_Goal of the exercise_
Among the entries below, find how many lines carry the word "liquide" and state only that figure.

━━━━━ Records supplied ━━━━━

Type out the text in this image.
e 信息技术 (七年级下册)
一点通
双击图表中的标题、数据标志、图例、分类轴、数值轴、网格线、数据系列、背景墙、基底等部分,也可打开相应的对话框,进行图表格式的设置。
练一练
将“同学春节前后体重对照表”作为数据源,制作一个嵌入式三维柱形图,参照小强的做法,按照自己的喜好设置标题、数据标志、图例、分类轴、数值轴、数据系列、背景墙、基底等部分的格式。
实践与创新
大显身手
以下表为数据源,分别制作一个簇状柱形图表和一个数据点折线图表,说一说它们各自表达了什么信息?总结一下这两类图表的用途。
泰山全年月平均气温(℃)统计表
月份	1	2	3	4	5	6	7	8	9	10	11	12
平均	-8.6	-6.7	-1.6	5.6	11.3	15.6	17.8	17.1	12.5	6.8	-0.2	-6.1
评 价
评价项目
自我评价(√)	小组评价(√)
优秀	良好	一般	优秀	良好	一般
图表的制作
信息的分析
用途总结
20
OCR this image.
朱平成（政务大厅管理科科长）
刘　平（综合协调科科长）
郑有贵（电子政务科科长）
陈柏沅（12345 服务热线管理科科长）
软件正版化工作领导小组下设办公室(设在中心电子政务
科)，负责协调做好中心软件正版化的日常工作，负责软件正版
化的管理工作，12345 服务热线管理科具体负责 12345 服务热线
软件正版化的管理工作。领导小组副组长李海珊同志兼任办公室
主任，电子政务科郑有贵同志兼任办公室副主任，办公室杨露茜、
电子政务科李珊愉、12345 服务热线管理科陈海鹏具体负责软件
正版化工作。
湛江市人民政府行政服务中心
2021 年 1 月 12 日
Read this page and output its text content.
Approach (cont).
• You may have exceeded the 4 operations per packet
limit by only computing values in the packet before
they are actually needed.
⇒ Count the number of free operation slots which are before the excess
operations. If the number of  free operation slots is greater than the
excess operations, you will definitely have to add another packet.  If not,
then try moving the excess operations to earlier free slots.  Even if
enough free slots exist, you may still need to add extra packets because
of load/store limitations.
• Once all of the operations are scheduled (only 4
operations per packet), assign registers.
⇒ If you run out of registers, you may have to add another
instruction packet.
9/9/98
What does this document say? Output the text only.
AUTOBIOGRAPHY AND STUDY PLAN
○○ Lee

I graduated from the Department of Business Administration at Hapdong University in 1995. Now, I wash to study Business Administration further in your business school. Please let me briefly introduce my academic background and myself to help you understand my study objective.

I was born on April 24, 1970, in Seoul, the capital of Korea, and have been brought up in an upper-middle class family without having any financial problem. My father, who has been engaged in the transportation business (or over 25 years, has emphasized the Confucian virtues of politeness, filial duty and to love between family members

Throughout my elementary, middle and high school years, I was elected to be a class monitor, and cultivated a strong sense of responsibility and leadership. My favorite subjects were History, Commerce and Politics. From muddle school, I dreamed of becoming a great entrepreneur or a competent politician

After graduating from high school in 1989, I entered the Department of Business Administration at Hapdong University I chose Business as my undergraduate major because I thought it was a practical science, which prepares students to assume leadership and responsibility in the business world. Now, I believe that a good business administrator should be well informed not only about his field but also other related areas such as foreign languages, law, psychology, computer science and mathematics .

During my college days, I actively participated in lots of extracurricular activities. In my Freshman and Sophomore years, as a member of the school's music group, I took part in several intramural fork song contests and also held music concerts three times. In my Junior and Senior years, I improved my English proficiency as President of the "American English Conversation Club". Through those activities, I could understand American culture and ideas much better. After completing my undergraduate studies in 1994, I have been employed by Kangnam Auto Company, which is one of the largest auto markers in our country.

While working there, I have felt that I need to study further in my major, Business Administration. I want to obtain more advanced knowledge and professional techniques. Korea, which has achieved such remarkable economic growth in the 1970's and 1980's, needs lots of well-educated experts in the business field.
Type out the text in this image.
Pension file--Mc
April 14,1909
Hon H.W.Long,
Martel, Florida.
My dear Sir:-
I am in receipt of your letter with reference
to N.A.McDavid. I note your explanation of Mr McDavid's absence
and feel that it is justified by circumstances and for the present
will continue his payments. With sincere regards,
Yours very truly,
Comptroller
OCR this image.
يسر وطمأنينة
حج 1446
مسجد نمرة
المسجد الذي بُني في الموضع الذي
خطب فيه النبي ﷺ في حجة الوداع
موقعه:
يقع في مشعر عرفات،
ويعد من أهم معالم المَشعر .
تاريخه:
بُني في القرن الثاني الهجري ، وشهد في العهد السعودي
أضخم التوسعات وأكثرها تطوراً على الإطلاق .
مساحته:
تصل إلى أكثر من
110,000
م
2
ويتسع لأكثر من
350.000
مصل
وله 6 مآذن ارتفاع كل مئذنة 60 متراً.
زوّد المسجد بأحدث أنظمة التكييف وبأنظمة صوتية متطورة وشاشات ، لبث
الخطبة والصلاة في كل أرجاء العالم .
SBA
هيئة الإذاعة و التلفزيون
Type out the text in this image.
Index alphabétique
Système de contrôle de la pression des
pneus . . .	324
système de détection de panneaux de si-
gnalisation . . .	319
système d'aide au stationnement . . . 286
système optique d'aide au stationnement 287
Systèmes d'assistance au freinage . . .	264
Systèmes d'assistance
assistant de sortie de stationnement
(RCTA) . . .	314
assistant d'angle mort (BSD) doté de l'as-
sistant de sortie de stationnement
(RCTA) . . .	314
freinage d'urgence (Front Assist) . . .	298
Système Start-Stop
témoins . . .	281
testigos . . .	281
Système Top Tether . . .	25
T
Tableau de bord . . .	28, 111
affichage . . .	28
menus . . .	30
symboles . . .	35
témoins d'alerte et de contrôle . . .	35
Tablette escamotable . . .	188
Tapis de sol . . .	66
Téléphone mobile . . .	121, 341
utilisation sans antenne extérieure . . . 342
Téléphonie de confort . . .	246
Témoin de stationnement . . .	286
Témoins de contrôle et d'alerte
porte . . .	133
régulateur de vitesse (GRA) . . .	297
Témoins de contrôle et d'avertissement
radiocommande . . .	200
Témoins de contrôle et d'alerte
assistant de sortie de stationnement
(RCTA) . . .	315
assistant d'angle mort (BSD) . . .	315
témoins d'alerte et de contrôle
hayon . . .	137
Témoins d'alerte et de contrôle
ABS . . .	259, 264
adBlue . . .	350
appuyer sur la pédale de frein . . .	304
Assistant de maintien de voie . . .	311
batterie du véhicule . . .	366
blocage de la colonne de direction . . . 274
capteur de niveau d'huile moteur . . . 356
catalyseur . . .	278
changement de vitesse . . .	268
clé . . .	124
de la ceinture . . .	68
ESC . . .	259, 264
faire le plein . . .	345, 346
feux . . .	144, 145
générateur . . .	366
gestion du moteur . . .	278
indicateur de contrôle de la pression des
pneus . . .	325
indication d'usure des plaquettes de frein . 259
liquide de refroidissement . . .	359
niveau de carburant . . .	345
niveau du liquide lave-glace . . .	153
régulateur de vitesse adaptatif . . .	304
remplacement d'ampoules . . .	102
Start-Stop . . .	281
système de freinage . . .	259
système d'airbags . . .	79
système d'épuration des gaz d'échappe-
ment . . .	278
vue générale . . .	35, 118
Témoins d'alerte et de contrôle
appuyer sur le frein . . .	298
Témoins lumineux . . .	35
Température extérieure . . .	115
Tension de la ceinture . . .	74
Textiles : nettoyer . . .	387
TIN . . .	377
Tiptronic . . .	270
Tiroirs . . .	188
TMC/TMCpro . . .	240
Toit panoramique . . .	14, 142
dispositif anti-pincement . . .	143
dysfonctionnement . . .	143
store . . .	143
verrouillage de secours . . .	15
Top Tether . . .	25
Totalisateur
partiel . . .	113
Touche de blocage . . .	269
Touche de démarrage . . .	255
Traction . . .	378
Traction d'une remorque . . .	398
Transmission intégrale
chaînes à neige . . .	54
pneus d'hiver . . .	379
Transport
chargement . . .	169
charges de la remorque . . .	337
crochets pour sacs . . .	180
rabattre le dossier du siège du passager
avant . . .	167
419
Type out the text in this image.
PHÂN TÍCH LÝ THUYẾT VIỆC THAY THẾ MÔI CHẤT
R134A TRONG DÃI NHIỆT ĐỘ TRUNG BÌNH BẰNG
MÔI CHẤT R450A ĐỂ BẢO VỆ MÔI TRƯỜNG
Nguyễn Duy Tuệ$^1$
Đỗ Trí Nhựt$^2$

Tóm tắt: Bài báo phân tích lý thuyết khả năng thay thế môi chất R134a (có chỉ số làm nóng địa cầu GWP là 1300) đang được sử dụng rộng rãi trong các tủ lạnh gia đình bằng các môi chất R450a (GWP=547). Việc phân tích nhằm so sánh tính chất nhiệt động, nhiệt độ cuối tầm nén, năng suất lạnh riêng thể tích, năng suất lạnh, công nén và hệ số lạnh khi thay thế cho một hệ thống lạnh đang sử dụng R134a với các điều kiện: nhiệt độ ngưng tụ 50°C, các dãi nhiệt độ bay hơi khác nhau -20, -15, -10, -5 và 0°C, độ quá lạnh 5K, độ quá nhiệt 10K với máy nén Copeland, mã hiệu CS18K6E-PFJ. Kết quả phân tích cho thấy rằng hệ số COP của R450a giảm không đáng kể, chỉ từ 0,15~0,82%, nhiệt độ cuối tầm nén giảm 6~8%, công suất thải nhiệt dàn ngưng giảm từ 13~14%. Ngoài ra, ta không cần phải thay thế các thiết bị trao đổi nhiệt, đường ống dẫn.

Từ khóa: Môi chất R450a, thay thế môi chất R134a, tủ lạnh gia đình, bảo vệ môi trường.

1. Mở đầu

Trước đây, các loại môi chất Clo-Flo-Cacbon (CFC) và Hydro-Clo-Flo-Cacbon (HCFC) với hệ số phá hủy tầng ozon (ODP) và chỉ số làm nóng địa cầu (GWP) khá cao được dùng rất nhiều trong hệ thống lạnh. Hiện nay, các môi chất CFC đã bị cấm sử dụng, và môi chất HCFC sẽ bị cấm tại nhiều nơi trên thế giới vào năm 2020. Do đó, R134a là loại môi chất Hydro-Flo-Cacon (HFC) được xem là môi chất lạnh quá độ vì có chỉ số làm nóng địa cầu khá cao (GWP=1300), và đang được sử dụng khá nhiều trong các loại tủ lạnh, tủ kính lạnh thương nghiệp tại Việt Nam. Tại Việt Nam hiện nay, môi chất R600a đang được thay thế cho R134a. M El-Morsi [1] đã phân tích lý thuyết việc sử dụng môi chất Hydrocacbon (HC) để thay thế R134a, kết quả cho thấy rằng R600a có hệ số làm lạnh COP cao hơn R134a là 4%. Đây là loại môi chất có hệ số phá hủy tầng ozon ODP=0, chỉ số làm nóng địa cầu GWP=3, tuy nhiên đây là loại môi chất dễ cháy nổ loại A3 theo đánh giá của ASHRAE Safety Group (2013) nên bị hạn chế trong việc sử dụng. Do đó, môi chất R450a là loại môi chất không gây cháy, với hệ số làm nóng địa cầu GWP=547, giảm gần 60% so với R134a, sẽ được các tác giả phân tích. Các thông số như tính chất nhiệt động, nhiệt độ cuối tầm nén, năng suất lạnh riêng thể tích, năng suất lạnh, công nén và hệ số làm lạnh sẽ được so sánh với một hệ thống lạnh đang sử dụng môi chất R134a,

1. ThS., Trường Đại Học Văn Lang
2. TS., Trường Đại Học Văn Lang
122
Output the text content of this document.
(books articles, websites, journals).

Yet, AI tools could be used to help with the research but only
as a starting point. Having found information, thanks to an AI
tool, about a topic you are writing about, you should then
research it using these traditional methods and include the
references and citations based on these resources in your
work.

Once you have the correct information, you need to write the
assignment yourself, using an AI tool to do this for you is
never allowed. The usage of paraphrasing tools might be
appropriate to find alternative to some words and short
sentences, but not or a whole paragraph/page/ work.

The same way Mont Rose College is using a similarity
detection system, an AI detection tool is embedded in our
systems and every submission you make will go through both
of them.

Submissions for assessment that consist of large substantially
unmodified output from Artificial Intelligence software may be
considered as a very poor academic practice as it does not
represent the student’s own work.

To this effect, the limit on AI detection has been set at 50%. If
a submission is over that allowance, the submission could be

━━━━━

_Expected output_
2